Exercise task
Reproduce the data exactly.

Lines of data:

○ ○ ○ ○ ○ ○ ○

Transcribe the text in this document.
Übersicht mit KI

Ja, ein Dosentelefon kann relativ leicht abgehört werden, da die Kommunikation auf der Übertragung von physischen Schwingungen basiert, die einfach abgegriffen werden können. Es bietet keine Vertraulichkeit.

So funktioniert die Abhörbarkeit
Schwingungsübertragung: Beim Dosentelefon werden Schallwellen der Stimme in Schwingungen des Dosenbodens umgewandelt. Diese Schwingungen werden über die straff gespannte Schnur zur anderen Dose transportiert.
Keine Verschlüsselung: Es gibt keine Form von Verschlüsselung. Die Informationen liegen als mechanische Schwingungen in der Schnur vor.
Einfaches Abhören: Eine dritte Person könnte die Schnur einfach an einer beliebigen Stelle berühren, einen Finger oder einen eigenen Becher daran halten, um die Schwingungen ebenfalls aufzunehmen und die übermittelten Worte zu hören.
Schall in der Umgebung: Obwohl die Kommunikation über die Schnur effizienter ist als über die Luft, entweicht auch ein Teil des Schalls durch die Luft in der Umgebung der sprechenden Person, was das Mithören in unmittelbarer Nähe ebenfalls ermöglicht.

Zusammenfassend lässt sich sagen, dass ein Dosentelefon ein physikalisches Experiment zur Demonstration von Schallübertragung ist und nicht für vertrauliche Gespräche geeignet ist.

○ ○ ○ ○ ○ ○ ○

Solution
Transcribe the text in this document.
Übersicht mit KI

Ja, ein Dosentelefon kann relativ leicht abgehört werden, da die Kommunikation auf der Übertragung von physischen Schwingungen basiert, die einfach abgegriffen werden können. Es bietet keine Vertraulichkeit.

So funktioniert die Abhörbarkeit
Schwingungsübertragung: Beim Dosentelefon werden Schallwellen der Stimme in Schwingungen des Dosenbodens umgewandelt. Diese Schwingungen werden über die straff gespannte Schnur zur anderen Dose transportiert.
Keine Verschlüsselung: Es gibt keine Form von Verschlüsselung. Die Informationen liegen als mechanische Schwingungen in der Schnur vor.
Einfaches Abhören: Eine dritte Person könnte die Schnur einfach an einer beliebigen Stelle berühren, einen Finger oder einen eigenen Becher daran halten, um die Schwingungen ebenfalls aufzunehmen und die übermittelten Worte zu hören.
Schall in der Umgebung: Obwohl die Kommunikation über die Schnur effizienter ist als über die Luft, entweicht auch ein Teil des Schalls durch die Luft in der Umgebung der sprechenden Person, was das Mithören in unmittelbarer Nähe ebenfalls ermöglicht.

Zusammenfassend lässt sich sagen, dass ein Dosentelefon ein physikalisches Experiment zur Demonstration von Schallübertragung ist und nicht für vertrauliche Gespräche geeignet ist.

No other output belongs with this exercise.